> **Requirement**:
Transcribe the records below exactly as they appear, omitting any pictures.

> **Excerpt from a dataset**:
"""

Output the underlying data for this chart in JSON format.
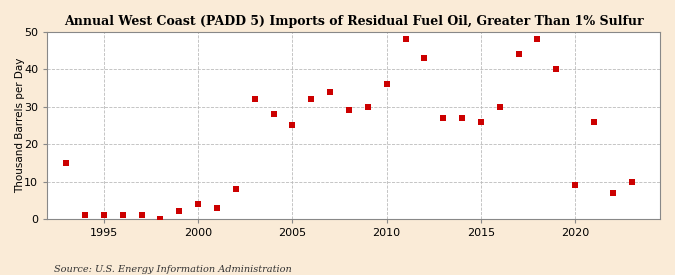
{
  "title": "Annual West Coast (PADD 5) Imports of Residual Fuel Oil, Greater Than 1% Sulfur",
  "ylabel": "Thousand Barrels per Day",
  "source": "Source: U.S. Energy Information Administration",
  "background_color": "#faebd7",
  "plot_bg_color": "#ffffff",
  "marker_color": "#cc0000",
  "years": [
    1993,
    1994,
    1995,
    1996,
    1997,
    1998,
    1999,
    2000,
    2001,
    2002,
    2003,
    2004,
    2005,
    2006,
    2007,
    2008,
    2009,
    2010,
    2011,
    2012,
    2013,
    2014,
    2015,
    2016,
    2017,
    2018,
    2019,
    2020,
    2021,
    2022,
    2023
  ],
  "values": [
    15,
    1,
    1,
    1,
    1,
    0,
    2,
    4,
    3,
    8,
    32,
    28,
    25,
    32,
    34,
    29,
    30,
    36,
    48,
    43,
    27,
    27,
    26,
    30,
    44,
    48,
    40,
    9,
    26,
    7,
    10
  ],
  "xlim": [
    1992,
    2024.5
  ],
  "ylim": [
    0,
    50
  ],
  "yticks": [
    0,
    10,
    20,
    30,
    40,
    50
  ],
  "xticks": [
    1995,
    2000,
    2005,
    2010,
    2015,
    2020
  ],
  "title_fontsize": 9.0,
  "ylabel_fontsize": 7.5,
  "tick_fontsize": 8.0,
  "source_fontsize": 7.0,
  "marker_size": 16,
  "grid_color": "#bbbbbb",
  "spine_color": "#888888"
}
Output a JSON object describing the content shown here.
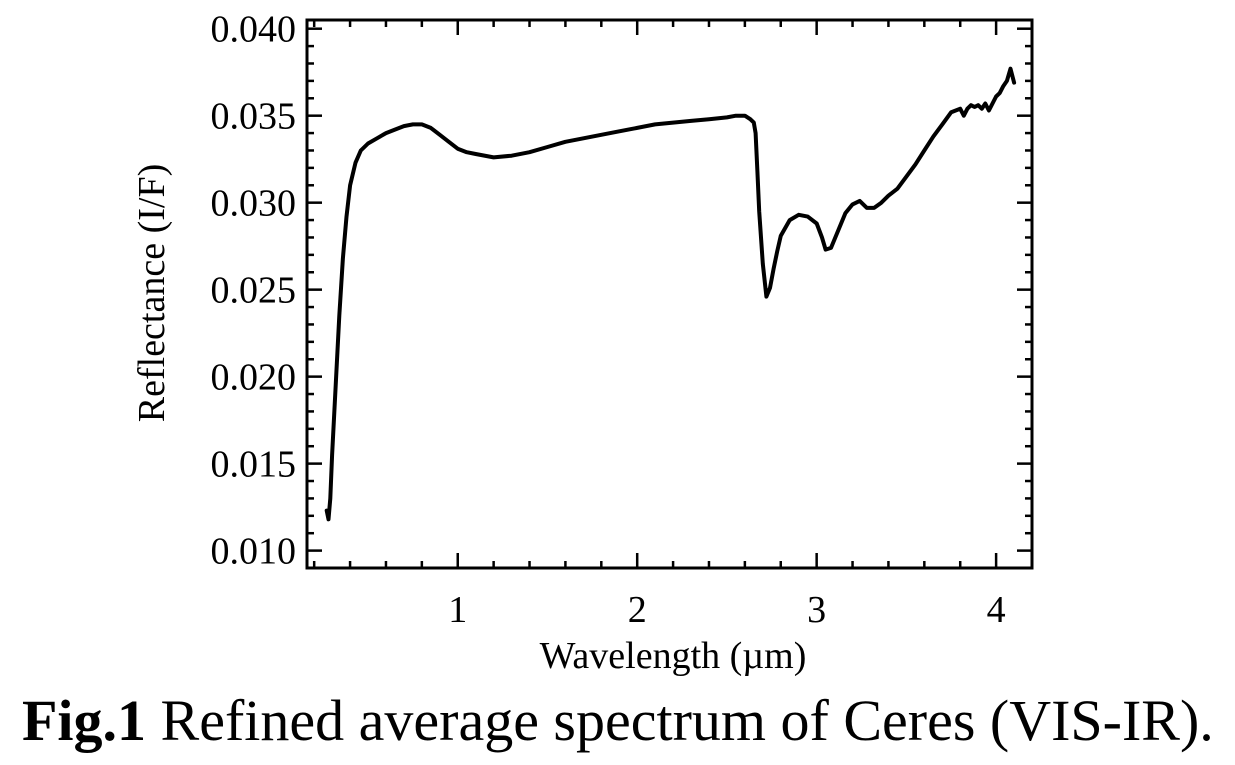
{
  "chart_data": {
    "type": "line",
    "title": "",
    "xlabel": "Wavelength (µm)",
    "ylabel": "Reflectance (I/F)",
    "xlim": [
      0.16,
      4.2
    ],
    "ylim": [
      0.009,
      0.0405
    ],
    "xticks": [
      1,
      2,
      3,
      4
    ],
    "xtick_labels": [
      "1",
      "2",
      "3",
      "4"
    ],
    "yticks": [
      0.01,
      0.015,
      0.02,
      0.025,
      0.03,
      0.035,
      0.04
    ],
    "ytick_labels": [
      "0.010",
      "0.015",
      "0.020",
      "0.025",
      "0.030",
      "0.035",
      "0.040"
    ],
    "grid": false,
    "legend": "none",
    "line_color": "#000000",
    "series": [
      {
        "name": "",
        "x": [
          0.27,
          0.28,
          0.29,
          0.3,
          0.32,
          0.34,
          0.36,
          0.38,
          0.4,
          0.43,
          0.46,
          0.5,
          0.55,
          0.6,
          0.65,
          0.7,
          0.75,
          0.8,
          0.85,
          0.9,
          0.95,
          1.0,
          1.05,
          1.1,
          1.2,
          1.3,
          1.4,
          1.5,
          1.6,
          1.7,
          1.8,
          1.9,
          2.0,
          2.1,
          2.2,
          2.3,
          2.4,
          2.5,
          2.55,
          2.6,
          2.63,
          2.65,
          2.66,
          2.67,
          2.68,
          2.7,
          2.72,
          2.74,
          2.76,
          2.78,
          2.8,
          2.85,
          2.9,
          2.95,
          3.0,
          3.03,
          3.05,
          3.08,
          3.12,
          3.16,
          3.2,
          3.24,
          3.28,
          3.32,
          3.36,
          3.4,
          3.45,
          3.5,
          3.55,
          3.6,
          3.65,
          3.7,
          3.75,
          3.8,
          3.82,
          3.84,
          3.86,
          3.88,
          3.9,
          3.92,
          3.94,
          3.96,
          3.98,
          4.0,
          4.02,
          4.04,
          4.06,
          4.08,
          4.1
        ],
        "values": [
          0.0123,
          0.0118,
          0.013,
          0.0155,
          0.0195,
          0.0235,
          0.0268,
          0.0292,
          0.031,
          0.0323,
          0.033,
          0.0334,
          0.0337,
          0.034,
          0.0342,
          0.0344,
          0.0345,
          0.0345,
          0.0343,
          0.0339,
          0.0335,
          0.0331,
          0.0329,
          0.0328,
          0.0326,
          0.0327,
          0.0329,
          0.0332,
          0.0335,
          0.0337,
          0.0339,
          0.0341,
          0.0343,
          0.0345,
          0.0346,
          0.0347,
          0.0348,
          0.0349,
          0.035,
          0.035,
          0.0348,
          0.0346,
          0.034,
          0.0318,
          0.0295,
          0.0265,
          0.0246,
          0.0251,
          0.0262,
          0.0272,
          0.0281,
          0.029,
          0.0293,
          0.0292,
          0.0288,
          0.028,
          0.0273,
          0.0274,
          0.0284,
          0.0294,
          0.0299,
          0.0301,
          0.0297,
          0.0297,
          0.03,
          0.0304,
          0.0308,
          0.0315,
          0.0322,
          0.033,
          0.0338,
          0.0345,
          0.0352,
          0.0354,
          0.035,
          0.0354,
          0.0356,
          0.0355,
          0.0356,
          0.0354,
          0.0357,
          0.0353,
          0.0357,
          0.0361,
          0.0363,
          0.0367,
          0.037,
          0.0377,
          0.0369
        ]
      }
    ]
  },
  "caption": {
    "label": "Fig.1",
    "text": " Refined average spectrum of Ceres (VIS-IR)."
  }
}
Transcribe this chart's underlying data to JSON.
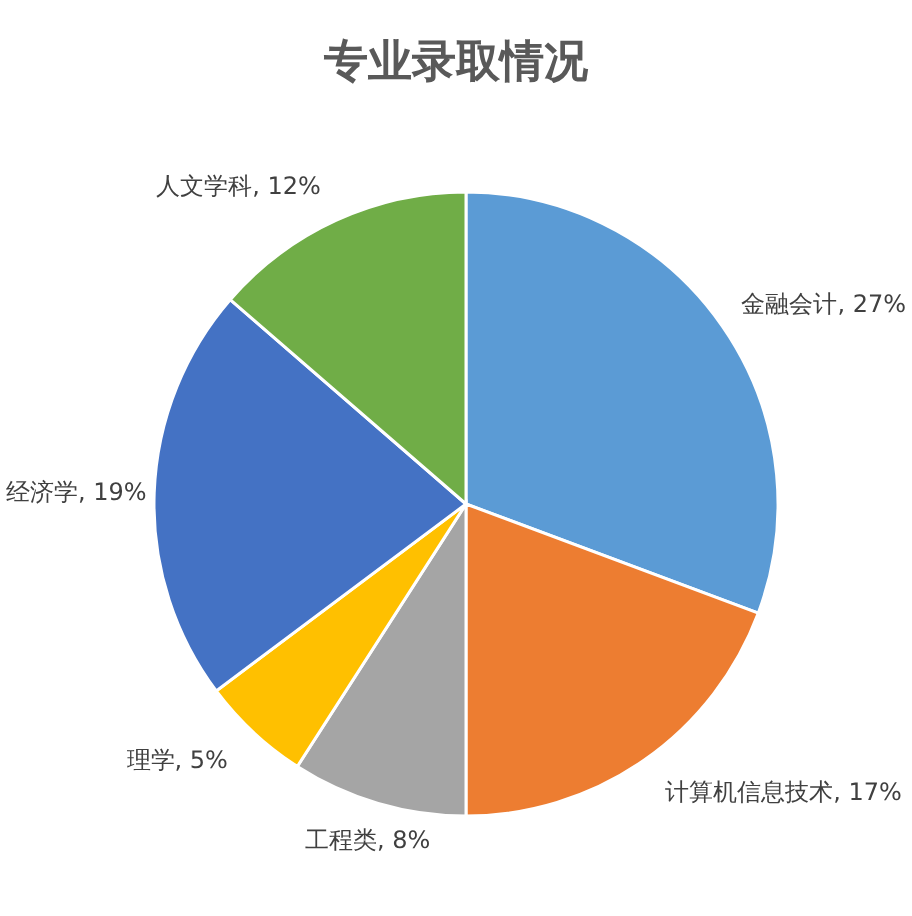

"""

> **Result**:
Output the underlying data for this chart in JSON format.
{
  "title": "Annual West Coast (PADD 5) Imports of Residual Fuel Oil, Greater Than 1% Sulfur",
  "ylabel": "Thousand Barrels per Day",
  "source": "Source: U.S. Energy Information Administration",
  "background_color": "#faebd7",
  "plot_bg_color": "#ffffff",
  "marker_color": "#cc0000",
  "years": [
    1993,
    1994,
    1995,
    1996,
    1997,
    1998,
    1999,
    2000,
    2001,
    2002,
    2003,
    2004,
    2005,
    2006,
    2007,
    2008,
    2009,
    2010,
    2011,
    2012,
    2013,
    2014,
    2015,
    2016,
    2017,
    2018,
    2019,
    2020,
    2021,
    2022,
    2023
  ],
  "values": [
    15,
    1,
    1,
    1,
    1,
    0,
    2,
    4,
    3,
    8,
    32,
    28,
    25,
    32,
    34,
    29,
    30,
    36,
    48,
    43,
    27,
    27,
    26,
    30,
    44,
    48,
    40,
    9,
    26,
    7,
    10
  ],
  "xlim": [
    1992,
    2024.5
  ],
  "ylim": [
    0,
    50
  ],
  "yticks": [
    0,
    10,
    20,
    30,
    40,
    50
  ],
  "xticks": [
    1995,
    2000,
    2005,
    2010,
    2015,
    2020
  ],
  "title_fontsize": 9.0,
  "ylabel_fontsize": 7.5,
  "tick_fontsize": 8.0,
  "source_fontsize": 7.0,
  "marker_size": 16,
  "grid_color": "#bbbbbb",
  "spine_color": "#888888"
}
Output a JSON object describing the content shown here.
{
  "chart_data": {
    "type": "line",
    "title": "",
    "xlabel": "Wavelength (µm)",
    "ylabel": "Reflectance (I/F)",
    "xlim": [
      0.16,
      4.2
    ],
    "ylim": [
      0.009,
      0.0405
    ],
    "xticks": [
      1,
      2,
      3,
      4
    ],
    "xtick_labels": [
      "1",
      "2",
      "3",
      "4"
    ],
    "yticks": [
      0.01,
      0.015,
      0.02,
      0.025,
      0.03,
      0.035,
      0.04
    ],
    "ytick_labels": [
      "0.010",
      "0.015",
      "0.020",
      "0.025",
      "0.030",
      "0.035",
      "0.040"
    ],
    "grid": false,
    "legend": "none",
    "line_color": "#000000",
    "series": [
      {
        "name": "",
        "x": [
          0.27,
          0.28,
          0.29,
          0.3,
          0.32,
          0.34,
          0.36,
          0.38,
          0.4,
          0.43,
          0.46,
          0.5,
          0.55,
          0.6,
          0.65,
          0.7,
          0.75,
          0.8,
          0.85,
          0.9,
          0.95,
          1.0,
          1.05,
          1.1,
          1.2,
          1.3,
          1.4,
          1.5,
          1.6,
          1.7,
          1.8,
          1.9,
          2.0,
          2.1,
          2.2,
          2.3,
          2.4,
          2.5,
          2.55,
          2.6,
          2.63,
          2.65,
          2.66,
          2.67,
          2.68,
          2.7,
          2.72,
          2.74,
          2.76,
          2.78,
          2.8,
          2.85,
          2.9,
          2.95,
          3.0,
          3.03,
          3.05,
          3.08,
          3.12,
          3.16,
          3.2,
          3.24,
          3.28,
          3.32,
          3.36,
          3.4,
          3.45,
          3.5,
          3.55,
          3.6,
          3.65,
          3.7,
          3.75,
          3.8,
          3.82,
          3.84,
          3.86,
          3.88,
          3.9,
          3.92,
          3.94,
          3.96,
          3.98,
          4.0,
          4.02,
          4.04,
          4.06,
          4.08,
          4.1
        ],
        "values": [
          0.0123,
          0.0118,
          0.013,
          0.0155,
          0.0195,
          0.0235,
          0.0268,
          0.0292,
          0.031,
          0.0323,
          0.033,
          0.0334,
          0.0337,
          0.034,
          0.0342,
          0.0344,
          0.0345,
          0.0345,
          0.0343,
          0.0339,
          0.0335,
          0.0331,
          0.0329,
          0.0328,
          0.0326,
          0.0327,
          0.0329,
          0.0332,
          0.0335,
          0.0337,
          0.0339,
          0.0341,
          0.0343,
          0.0345,
          0.0346,
          0.0347,
          0.0348,
          0.0349,
          0.035,
          0.035,
          0.0348,
          0.0346,
          0.034,
          0.0318,
          0.0295,
          0.0265,
          0.0246,
          0.0251,
          0.0262,
          0.0272,
          0.0281,
          0.029,
          0.0293,
          0.0292,
          0.0288,
          0.028,
          0.0273,
          0.0274,
          0.0284,
          0.0294,
          0.0299,
          0.0301,
          0.0297,
          0.0297,
          0.03,
          0.0304,
          0.0308,
          0.0315,
          0.0322,
          0.033,
          0.0338,
          0.0345,
          0.0352,
          0.0354,
          0.035,
          0.0354,
          0.0356,
          0.0355,
          0.0356,
          0.0354,
          0.0357,
          0.0353,
          0.0357,
          0.0361,
          0.0363,
          0.0367,
          0.037,
          0.0377,
          0.0369
        ]
      }
    ]
  },
  "caption": {
    "label": "Fig.1",
    "text": " Refined average spectrum of Ceres (VIS-IR)."
  }
}
Transcribe this chart's underlying data to JSON.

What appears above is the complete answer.